## TUGAS SINGKAT A
Salin ulang baris-baris entri tata letak tanpa perubahan, mulai dari baris pertama entri hingga dan termasuk baris yang memuat "chevron-right-icon — [829, 1065, 849, 1101]".

## KUTIPAN
|---|

Dalam dialog tingkat menteri untuk menyusun NCQG di Baku pada minggu kedua Oktober, perpecahan tajam tetap terjadi mengenai siapa yang harus menyediakan uang, siapa yang akan menerimanya, dan instrumen apa yang akan disalurkannya, belum ada kemajuan konkret.
Negara-negara berkembang diwakili G77 mendorong tujuan NCQG untuk memenuhi kebutuhan mitigasi dan adaptasi, dan mengusulkan angka $ 1-2 triliun per tahun. Negara-negara maju ragu-ragu menyebut angka, setuju untuk tujuan NCQG “setidaknya” sebesar $ 100 miliar (UNFCCC, 9/10/2024).
Alat Geopolitik
Rumitnya pembahasan pendanaan iklim selama ini terletak pada perbedaan prinsip “tanggung jawab bersama tetapi berbeda”, yang telah menjadi landasan negoisasi iklim internasional sejak 1992 di KTT Bumi di Rio de Janeiro. Kemungkinan besar prinsip ini akan tetap menjadi bagian penting argumen negara-negara berkembang di COP29.

|---|

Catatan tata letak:
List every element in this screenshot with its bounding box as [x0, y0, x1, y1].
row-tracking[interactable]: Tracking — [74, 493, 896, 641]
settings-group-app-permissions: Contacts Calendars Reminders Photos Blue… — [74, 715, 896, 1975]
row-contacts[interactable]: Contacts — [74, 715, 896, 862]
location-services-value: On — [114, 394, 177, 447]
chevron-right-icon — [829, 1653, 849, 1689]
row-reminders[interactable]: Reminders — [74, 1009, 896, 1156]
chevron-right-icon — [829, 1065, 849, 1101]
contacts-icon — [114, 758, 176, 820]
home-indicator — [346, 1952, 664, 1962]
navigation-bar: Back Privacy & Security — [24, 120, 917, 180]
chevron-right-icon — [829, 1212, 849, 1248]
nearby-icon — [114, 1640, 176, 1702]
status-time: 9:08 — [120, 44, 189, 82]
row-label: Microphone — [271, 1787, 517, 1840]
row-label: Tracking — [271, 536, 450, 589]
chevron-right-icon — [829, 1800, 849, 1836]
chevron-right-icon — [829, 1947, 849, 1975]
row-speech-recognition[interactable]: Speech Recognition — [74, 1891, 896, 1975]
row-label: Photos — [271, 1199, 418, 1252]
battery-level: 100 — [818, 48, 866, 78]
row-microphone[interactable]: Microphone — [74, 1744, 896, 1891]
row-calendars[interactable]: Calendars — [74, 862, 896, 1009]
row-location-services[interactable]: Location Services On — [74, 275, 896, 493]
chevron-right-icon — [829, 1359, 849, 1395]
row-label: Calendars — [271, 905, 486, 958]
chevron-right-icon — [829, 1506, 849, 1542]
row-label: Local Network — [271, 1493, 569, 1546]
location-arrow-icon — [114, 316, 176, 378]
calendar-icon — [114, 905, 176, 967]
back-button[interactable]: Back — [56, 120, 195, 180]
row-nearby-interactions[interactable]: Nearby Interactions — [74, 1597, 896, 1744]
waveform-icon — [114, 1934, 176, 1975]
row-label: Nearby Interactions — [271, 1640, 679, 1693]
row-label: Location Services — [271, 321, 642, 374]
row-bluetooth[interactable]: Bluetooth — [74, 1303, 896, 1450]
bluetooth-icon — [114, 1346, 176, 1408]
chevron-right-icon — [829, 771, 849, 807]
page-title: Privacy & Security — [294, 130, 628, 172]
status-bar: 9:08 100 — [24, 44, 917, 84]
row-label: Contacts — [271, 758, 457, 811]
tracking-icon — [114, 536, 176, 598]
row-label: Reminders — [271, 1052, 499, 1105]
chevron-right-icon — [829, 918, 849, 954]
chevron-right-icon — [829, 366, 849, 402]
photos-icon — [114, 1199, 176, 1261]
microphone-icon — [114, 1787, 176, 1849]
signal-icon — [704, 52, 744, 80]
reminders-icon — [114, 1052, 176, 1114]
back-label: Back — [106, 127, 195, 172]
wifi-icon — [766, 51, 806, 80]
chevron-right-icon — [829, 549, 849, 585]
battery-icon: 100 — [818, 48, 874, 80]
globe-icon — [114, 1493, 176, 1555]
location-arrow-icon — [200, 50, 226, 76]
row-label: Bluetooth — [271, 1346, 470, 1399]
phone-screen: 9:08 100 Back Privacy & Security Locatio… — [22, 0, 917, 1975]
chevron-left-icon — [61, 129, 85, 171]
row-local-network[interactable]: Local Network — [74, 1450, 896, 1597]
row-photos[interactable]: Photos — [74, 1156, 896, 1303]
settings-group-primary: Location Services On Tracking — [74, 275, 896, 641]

|---|

## TUGAS SINGKAT B
Menurut kutipan tentang pendanaan iklim, di mana letak rumitnya pembahasan pendanaan iklim selama ini? Jawab dalam satu sampai tiga kalimat.

## HASIL AKHIR A
List every element in this screenshot with its bounding box as [x0, y0, x1, y1].
row-tracking[interactable]: Tracking — [74, 493, 896, 641]
settings-group-app-permissions: Contacts Calendars Reminders Photos Blue… — [74, 715, 896, 1975]
row-contacts[interactable]: Contacts — [74, 715, 896, 862]
location-services-value: On — [114, 394, 177, 447]
chevron-right-icon — [829, 1653, 849, 1689]
row-reminders[interactable]: Reminders — [74, 1009, 896, 1156]
chevron-right-icon — [829, 1065, 849, 1101]

## HASIL AKHIR B
Rumitnya pembahasan pendanaan iklim terletak pada perbedaan prinsip "tanggung jawab bersama tetapi berbeda". Prinsip ini telah menjadi landasan perundingan iklim internasional sejak KTT Bumi 1992 di Rio de Janeiro.